Data for this exercise
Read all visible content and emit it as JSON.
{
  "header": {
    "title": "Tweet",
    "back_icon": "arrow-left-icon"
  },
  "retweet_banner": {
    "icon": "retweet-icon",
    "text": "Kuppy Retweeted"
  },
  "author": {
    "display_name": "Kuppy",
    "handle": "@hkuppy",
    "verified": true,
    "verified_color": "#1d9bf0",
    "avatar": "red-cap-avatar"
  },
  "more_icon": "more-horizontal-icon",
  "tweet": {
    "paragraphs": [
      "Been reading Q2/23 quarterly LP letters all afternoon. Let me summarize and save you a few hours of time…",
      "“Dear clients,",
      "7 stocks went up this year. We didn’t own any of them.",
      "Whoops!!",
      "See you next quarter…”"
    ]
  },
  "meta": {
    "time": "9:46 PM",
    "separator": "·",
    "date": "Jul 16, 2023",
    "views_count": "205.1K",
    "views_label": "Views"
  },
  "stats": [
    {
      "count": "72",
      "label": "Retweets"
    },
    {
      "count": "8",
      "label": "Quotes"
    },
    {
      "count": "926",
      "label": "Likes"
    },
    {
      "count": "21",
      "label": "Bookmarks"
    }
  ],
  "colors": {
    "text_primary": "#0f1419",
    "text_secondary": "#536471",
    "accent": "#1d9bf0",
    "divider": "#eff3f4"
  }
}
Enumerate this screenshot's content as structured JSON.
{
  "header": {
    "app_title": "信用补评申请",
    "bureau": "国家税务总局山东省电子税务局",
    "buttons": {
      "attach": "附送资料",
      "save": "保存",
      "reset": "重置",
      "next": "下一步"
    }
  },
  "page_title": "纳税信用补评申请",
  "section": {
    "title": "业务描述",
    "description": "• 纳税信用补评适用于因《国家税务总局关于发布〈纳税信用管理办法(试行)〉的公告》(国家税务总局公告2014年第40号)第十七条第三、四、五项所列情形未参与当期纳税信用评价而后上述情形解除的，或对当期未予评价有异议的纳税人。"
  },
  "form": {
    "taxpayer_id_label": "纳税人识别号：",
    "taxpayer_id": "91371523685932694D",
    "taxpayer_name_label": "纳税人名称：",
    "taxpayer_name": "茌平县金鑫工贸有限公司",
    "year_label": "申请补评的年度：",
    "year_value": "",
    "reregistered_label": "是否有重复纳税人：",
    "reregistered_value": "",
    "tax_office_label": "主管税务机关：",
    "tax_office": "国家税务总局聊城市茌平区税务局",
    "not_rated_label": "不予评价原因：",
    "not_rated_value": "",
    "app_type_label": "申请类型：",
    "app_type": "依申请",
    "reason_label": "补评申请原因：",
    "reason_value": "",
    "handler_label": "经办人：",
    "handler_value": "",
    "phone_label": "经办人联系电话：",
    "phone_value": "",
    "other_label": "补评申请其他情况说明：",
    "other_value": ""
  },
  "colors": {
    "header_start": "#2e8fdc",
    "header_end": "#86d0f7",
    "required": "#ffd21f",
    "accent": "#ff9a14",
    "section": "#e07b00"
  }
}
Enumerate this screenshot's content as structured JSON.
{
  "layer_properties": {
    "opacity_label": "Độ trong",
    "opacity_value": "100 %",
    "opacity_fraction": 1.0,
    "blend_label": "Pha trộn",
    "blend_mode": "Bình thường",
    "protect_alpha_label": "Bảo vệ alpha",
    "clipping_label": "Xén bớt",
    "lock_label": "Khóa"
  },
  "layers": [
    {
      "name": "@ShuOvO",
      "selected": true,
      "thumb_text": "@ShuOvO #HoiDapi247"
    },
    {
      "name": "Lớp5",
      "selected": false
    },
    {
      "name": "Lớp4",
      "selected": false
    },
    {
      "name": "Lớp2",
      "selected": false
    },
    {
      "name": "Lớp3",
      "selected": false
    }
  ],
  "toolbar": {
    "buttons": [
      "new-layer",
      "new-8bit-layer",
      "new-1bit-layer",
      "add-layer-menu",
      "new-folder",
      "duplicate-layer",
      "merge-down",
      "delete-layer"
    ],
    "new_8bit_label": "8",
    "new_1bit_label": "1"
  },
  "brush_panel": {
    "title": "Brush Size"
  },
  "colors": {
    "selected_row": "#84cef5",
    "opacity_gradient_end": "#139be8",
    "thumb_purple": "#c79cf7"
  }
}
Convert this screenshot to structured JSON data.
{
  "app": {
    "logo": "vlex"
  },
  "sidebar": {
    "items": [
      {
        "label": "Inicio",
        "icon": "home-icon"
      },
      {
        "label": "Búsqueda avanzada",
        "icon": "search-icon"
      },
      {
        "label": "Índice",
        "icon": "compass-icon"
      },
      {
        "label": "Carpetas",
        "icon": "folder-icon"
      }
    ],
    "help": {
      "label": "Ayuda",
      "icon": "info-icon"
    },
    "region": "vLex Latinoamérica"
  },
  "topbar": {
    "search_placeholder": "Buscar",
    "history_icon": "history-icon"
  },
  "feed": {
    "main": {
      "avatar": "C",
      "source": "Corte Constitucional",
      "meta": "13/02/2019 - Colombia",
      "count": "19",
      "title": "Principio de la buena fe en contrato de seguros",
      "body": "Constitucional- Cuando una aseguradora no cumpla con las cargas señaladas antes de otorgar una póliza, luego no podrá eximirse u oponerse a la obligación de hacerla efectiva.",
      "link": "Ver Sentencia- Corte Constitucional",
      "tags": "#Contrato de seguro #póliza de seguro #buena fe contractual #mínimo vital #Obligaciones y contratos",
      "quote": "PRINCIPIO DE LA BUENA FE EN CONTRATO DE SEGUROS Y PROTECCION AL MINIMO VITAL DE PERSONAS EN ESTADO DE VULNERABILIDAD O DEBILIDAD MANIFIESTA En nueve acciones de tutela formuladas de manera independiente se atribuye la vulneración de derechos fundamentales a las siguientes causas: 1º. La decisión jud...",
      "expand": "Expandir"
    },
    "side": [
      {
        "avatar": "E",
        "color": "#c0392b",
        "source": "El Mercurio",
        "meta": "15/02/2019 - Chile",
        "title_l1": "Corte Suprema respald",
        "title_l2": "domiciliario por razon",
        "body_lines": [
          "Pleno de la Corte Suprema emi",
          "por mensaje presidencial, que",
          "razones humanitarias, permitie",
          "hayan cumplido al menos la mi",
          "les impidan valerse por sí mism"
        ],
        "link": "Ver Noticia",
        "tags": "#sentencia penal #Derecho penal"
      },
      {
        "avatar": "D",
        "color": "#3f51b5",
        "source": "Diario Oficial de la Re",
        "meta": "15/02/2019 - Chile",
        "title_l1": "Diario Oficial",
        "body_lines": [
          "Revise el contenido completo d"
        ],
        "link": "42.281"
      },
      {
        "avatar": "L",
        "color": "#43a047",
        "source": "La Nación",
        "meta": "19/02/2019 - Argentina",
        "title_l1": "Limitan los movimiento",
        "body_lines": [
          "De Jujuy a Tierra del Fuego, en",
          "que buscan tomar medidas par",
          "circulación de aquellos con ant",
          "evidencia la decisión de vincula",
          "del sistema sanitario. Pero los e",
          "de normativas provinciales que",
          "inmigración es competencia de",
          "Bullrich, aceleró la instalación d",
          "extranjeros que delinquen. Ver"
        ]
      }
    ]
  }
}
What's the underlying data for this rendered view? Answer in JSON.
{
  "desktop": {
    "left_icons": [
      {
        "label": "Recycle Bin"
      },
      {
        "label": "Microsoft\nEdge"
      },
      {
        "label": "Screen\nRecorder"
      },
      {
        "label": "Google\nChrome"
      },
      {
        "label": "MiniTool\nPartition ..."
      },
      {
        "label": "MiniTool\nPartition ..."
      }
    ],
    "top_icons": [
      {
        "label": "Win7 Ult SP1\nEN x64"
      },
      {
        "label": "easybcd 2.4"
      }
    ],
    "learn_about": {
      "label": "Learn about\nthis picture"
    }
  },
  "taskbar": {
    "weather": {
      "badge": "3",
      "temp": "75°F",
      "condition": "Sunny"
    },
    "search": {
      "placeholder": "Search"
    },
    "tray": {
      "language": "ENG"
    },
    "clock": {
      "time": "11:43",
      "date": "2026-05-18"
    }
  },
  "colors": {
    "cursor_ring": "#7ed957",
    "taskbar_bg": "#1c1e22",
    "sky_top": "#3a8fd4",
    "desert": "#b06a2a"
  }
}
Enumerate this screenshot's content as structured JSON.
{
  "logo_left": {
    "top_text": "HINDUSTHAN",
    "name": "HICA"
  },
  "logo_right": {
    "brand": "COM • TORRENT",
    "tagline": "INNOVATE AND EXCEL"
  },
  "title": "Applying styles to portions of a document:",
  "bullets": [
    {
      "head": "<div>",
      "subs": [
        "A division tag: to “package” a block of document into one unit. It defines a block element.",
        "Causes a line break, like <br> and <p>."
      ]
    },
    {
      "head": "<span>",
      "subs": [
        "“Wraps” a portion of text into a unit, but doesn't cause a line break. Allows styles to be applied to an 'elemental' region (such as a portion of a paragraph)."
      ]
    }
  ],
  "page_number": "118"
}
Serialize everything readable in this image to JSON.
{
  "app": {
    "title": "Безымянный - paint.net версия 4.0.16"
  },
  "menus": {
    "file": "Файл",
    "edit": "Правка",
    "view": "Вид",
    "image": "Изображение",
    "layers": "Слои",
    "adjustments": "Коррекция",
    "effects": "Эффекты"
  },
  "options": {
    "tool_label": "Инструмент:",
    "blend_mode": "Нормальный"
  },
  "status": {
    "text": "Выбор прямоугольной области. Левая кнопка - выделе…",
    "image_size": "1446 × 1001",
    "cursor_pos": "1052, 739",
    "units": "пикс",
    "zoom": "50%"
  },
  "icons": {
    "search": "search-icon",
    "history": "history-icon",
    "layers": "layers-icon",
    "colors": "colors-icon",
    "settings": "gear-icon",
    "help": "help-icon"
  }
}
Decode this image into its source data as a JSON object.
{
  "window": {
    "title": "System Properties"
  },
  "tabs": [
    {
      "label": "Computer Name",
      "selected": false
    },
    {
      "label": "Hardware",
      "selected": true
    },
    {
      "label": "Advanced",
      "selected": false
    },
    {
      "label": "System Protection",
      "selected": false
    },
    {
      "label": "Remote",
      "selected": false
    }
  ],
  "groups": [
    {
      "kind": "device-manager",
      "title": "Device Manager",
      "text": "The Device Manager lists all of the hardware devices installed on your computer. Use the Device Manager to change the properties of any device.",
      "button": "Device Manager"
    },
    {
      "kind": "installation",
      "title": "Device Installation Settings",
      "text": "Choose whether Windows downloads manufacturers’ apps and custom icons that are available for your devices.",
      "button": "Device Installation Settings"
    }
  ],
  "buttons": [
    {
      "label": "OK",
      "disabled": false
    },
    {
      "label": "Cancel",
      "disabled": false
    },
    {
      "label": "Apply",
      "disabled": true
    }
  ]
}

Given instruction
How many lines in the listing above contain "history"? Answer with the number alone.

Answer for this exercise
2